(Data entries)
──────────────────────────────

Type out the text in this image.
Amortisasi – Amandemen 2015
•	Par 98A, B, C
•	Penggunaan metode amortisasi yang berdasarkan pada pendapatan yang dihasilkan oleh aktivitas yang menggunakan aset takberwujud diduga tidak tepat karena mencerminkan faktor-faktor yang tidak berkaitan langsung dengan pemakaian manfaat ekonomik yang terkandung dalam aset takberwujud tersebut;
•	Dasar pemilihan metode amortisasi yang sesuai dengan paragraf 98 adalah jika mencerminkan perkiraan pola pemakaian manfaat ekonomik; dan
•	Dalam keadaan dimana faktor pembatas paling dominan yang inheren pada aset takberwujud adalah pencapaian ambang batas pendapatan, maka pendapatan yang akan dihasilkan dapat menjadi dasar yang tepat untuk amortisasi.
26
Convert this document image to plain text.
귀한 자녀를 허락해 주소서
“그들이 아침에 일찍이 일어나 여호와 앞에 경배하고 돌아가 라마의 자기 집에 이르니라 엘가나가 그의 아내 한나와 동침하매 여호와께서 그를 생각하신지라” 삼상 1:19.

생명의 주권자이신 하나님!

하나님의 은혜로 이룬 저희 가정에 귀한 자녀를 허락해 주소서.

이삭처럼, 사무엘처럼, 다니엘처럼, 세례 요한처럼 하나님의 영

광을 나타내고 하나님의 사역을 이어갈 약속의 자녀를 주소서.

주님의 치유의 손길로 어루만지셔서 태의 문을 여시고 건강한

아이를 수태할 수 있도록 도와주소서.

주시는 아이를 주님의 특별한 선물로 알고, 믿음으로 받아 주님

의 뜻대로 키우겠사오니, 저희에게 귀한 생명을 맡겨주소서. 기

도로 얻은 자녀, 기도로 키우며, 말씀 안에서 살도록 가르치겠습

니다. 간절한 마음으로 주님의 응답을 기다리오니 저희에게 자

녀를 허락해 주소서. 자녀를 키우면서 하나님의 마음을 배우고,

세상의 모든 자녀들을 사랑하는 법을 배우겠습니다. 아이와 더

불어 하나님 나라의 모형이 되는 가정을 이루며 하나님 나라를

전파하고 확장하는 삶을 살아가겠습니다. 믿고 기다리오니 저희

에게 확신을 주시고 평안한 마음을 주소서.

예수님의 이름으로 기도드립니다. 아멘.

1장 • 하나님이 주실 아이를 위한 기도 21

──────────────────────────────

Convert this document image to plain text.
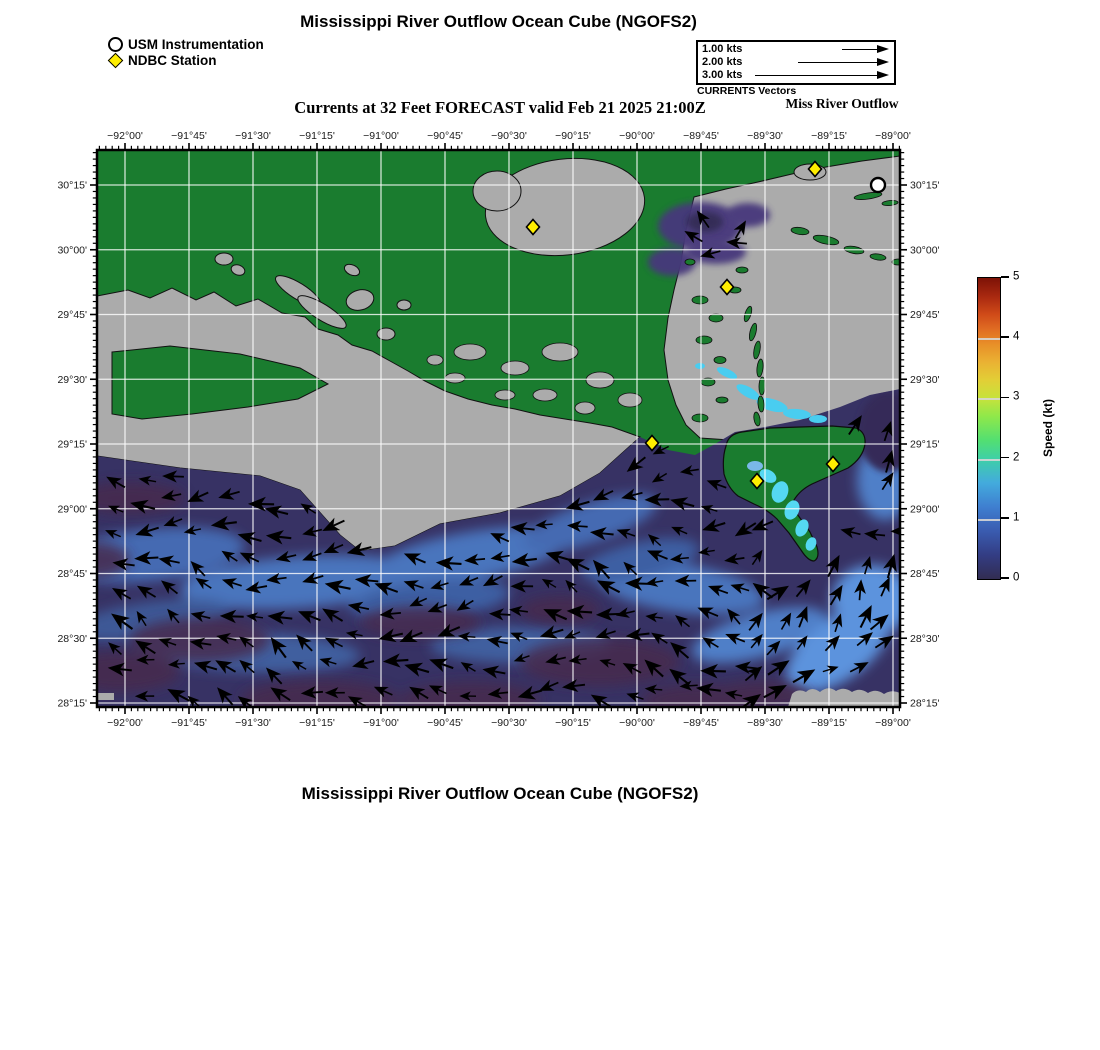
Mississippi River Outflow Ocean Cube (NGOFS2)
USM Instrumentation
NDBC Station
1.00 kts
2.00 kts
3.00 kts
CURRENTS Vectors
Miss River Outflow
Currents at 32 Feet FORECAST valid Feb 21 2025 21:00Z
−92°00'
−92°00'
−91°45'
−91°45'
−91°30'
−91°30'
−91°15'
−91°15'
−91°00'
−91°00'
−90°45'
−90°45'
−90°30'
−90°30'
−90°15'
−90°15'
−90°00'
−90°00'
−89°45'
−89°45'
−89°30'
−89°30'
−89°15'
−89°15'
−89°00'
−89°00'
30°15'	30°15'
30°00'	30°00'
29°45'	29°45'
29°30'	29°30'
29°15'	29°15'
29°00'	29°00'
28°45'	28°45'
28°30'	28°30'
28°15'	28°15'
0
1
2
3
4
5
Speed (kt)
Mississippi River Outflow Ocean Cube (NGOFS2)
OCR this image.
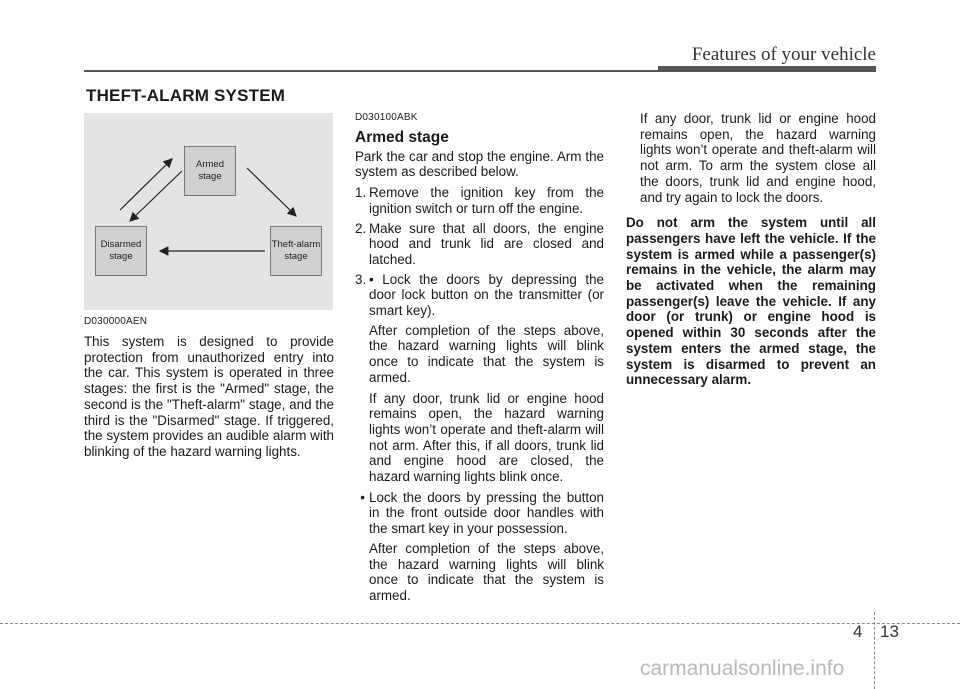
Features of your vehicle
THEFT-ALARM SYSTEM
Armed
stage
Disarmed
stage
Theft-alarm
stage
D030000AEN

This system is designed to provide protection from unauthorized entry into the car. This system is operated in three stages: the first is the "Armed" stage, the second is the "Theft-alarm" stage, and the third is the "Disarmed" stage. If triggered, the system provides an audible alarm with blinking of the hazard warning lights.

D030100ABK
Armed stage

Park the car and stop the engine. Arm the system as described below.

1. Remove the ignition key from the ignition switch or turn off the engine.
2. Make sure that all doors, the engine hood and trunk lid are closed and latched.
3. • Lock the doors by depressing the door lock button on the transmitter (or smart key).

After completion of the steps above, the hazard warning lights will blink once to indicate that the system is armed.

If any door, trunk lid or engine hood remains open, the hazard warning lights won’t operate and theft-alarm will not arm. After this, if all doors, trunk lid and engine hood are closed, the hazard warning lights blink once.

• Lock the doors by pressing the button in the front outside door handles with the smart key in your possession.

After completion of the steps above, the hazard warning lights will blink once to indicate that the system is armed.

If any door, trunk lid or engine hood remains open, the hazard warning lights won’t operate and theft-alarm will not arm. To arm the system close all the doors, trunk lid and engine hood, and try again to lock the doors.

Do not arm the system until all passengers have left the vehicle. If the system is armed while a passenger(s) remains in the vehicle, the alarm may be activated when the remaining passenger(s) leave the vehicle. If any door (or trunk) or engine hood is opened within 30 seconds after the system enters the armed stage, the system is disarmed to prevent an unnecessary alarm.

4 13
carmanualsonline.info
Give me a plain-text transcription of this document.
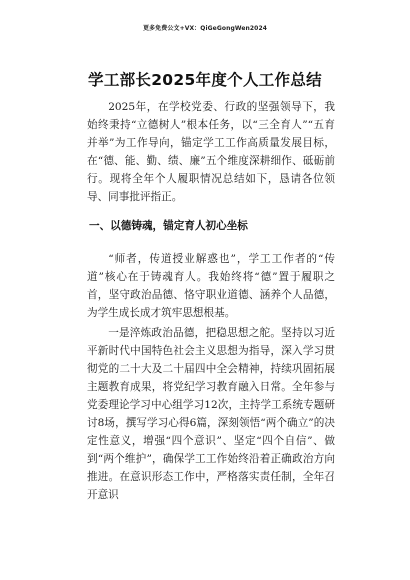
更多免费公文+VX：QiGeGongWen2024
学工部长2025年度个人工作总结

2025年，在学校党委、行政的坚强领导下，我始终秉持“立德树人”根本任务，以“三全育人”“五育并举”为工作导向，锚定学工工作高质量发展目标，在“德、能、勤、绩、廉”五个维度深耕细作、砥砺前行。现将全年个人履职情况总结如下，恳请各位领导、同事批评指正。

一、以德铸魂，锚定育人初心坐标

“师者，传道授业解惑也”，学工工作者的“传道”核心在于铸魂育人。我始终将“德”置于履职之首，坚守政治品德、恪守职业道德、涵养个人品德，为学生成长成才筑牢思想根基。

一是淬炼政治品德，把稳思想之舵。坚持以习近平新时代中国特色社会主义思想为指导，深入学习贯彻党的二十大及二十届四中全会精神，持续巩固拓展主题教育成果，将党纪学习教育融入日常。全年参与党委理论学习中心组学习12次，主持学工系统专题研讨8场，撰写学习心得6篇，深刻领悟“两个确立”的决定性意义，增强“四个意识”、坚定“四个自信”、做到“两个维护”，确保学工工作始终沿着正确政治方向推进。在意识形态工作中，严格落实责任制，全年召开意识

──────────────────────────────

Determine how many lines of the entries above carry the string "faktor", and give that number alone.

2